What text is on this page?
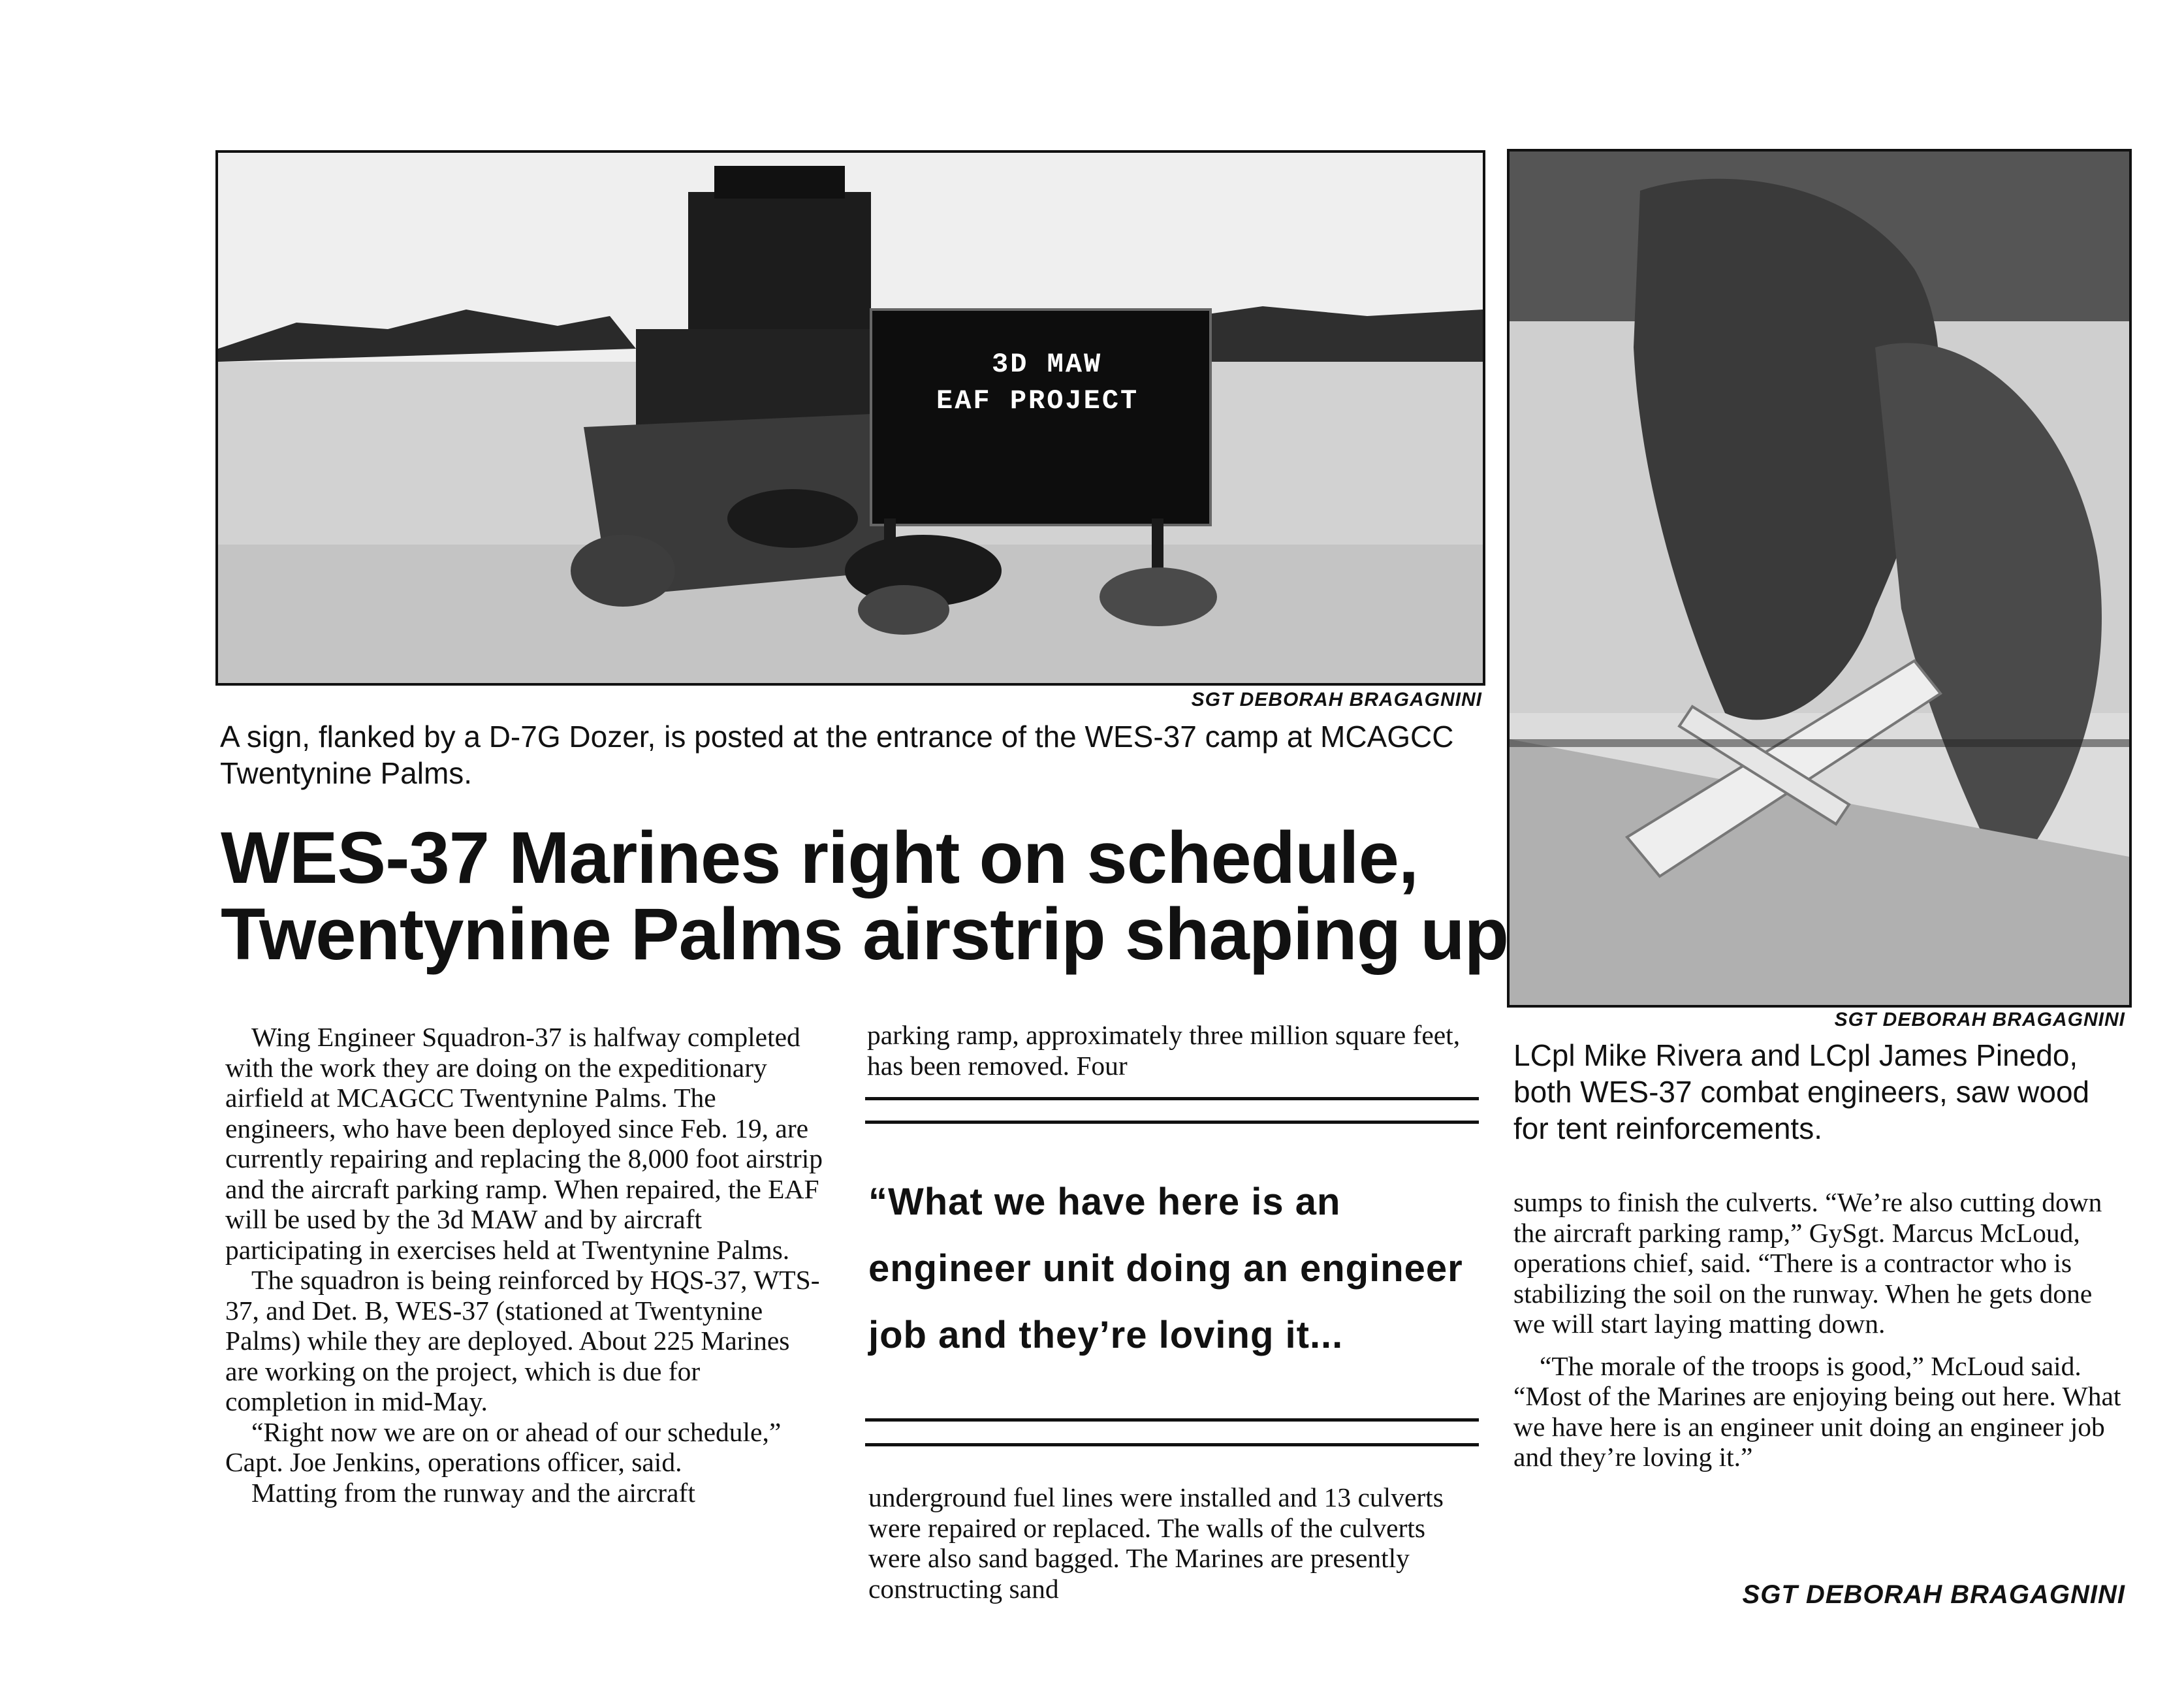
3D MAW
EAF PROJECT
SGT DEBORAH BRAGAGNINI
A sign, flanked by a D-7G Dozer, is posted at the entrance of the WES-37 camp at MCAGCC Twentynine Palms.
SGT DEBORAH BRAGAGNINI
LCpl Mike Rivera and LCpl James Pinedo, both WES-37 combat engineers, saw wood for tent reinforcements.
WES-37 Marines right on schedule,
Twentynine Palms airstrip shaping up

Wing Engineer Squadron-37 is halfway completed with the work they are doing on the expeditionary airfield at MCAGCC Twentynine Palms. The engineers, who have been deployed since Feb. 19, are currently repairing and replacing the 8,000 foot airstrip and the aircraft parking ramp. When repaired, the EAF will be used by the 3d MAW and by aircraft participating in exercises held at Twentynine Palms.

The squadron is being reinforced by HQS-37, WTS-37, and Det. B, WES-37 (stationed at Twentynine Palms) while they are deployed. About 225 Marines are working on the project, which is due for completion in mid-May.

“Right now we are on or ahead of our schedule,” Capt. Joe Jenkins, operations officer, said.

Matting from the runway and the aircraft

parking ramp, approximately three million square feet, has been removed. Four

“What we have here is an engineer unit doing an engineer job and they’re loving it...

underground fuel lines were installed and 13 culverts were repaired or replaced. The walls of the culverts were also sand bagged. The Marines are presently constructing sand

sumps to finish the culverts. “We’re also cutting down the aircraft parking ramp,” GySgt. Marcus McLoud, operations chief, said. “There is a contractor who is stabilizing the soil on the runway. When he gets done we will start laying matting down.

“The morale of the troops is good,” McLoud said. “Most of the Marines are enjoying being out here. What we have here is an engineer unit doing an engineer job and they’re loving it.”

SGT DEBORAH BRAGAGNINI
---
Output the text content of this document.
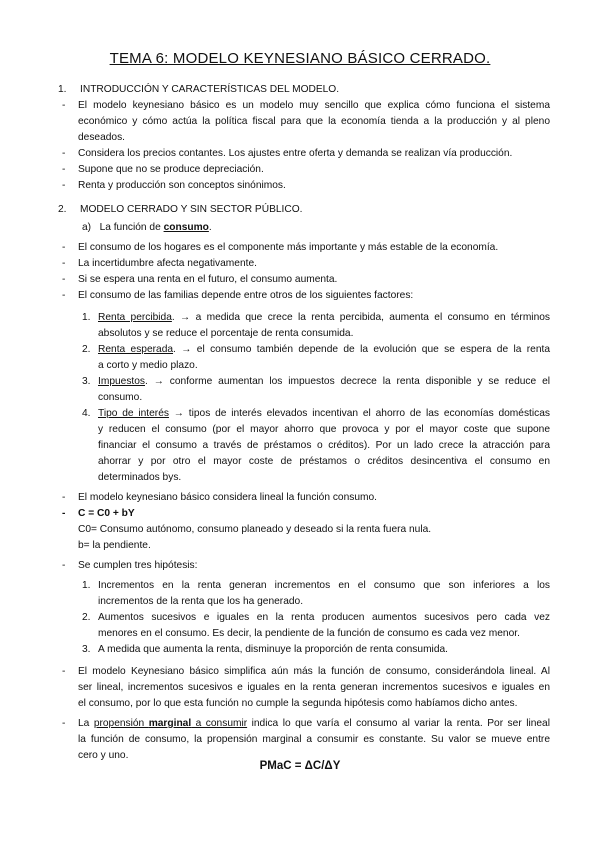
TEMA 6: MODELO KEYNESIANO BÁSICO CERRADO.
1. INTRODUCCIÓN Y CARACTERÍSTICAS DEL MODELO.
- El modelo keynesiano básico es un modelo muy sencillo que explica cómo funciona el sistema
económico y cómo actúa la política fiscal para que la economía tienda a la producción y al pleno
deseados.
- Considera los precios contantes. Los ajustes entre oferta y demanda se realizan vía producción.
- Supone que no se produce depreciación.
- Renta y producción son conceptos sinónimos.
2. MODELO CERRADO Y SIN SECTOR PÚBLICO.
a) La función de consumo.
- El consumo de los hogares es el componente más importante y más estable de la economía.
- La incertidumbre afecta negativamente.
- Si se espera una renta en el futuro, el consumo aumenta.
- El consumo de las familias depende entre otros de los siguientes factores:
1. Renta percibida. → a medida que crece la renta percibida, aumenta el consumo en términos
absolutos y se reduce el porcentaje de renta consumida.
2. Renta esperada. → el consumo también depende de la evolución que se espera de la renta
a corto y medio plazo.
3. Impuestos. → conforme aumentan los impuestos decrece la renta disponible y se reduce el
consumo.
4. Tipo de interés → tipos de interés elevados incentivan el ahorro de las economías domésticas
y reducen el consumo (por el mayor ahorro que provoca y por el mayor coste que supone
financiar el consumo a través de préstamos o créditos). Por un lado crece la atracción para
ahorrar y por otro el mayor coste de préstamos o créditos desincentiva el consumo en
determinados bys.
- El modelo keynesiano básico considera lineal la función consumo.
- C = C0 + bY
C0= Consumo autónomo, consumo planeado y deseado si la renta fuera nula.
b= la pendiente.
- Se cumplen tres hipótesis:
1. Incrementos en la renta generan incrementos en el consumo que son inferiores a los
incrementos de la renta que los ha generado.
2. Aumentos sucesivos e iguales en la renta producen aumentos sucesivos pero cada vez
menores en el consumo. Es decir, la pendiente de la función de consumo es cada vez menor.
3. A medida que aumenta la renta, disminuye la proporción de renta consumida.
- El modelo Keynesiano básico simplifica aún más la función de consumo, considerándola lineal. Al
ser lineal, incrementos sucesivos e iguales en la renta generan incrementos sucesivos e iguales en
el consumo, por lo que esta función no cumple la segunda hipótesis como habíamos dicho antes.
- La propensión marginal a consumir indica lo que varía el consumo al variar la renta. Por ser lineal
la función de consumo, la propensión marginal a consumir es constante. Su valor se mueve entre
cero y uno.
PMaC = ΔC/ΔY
--
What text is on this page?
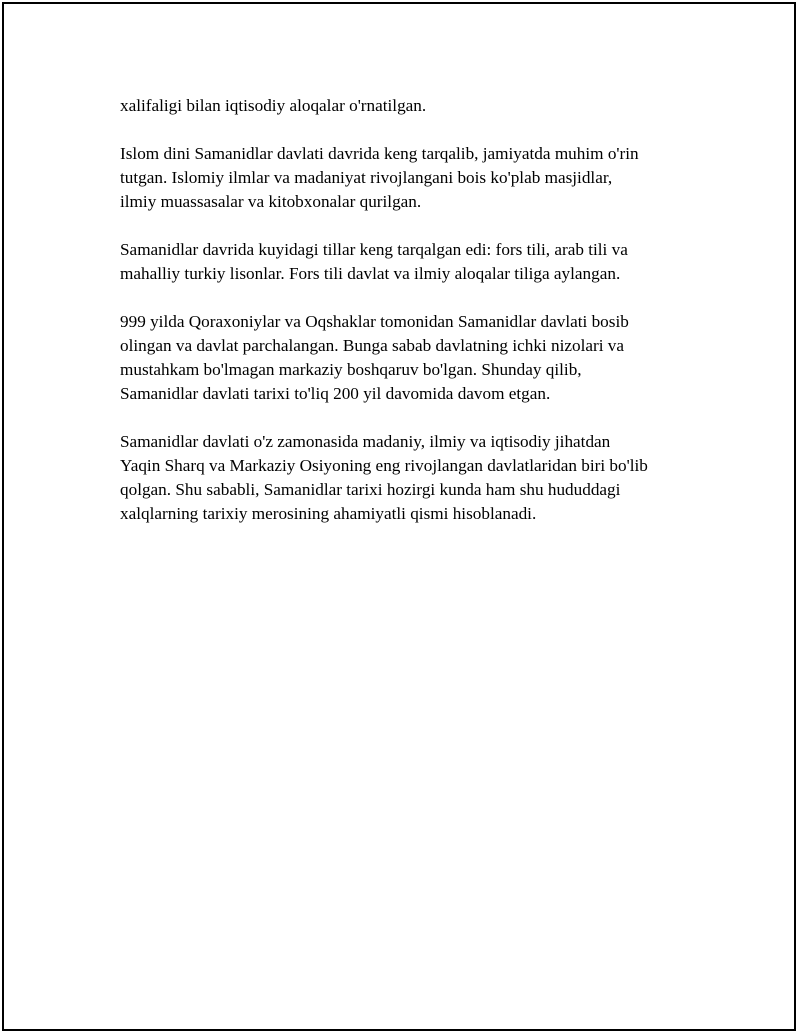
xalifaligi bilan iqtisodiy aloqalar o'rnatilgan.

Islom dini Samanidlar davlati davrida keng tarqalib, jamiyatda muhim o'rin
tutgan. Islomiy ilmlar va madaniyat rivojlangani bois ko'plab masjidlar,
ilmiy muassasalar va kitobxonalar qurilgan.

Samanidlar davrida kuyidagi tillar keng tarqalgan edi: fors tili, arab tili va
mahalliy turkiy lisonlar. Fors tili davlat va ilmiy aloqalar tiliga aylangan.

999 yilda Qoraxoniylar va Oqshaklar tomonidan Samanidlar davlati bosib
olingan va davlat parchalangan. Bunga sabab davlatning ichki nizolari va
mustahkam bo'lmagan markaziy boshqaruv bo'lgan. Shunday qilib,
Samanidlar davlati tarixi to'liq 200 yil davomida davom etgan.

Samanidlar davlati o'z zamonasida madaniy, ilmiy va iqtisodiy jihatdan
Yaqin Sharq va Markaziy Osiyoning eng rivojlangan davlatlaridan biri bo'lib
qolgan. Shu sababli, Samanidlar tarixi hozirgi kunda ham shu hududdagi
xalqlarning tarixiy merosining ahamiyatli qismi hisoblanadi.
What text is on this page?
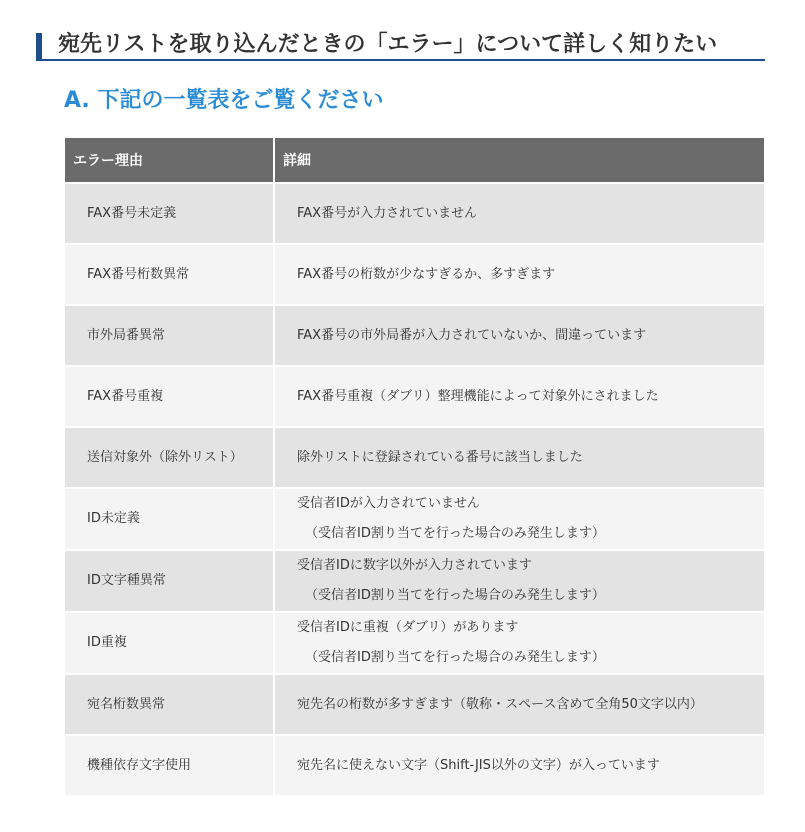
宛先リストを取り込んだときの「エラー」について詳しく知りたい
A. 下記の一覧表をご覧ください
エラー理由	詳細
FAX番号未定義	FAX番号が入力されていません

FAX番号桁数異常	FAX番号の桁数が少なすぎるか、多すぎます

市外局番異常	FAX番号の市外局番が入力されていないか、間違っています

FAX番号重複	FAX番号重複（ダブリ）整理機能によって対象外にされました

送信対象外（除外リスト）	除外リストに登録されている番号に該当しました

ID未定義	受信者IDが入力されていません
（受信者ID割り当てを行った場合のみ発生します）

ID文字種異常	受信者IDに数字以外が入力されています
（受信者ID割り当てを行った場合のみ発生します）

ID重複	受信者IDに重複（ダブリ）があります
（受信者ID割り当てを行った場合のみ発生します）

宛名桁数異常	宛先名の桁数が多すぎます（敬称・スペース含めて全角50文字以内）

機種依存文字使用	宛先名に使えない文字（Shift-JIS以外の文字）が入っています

- PROBLEM STATEMENT
Pull out every line of the records above that contains the word "operations".

- REPLY
“Right now we are on or ahead of our schedule,” Capt. Joe Jenkins, operations officer, said.
sumps to finish the culverts. “We’re also cutting down the aircraft parking ramp,” GySgt. Marcus McLoud, operations chief, said. “There is a contractor who is stabilizing the soil on the runway. When he gets done we will start laying matting down.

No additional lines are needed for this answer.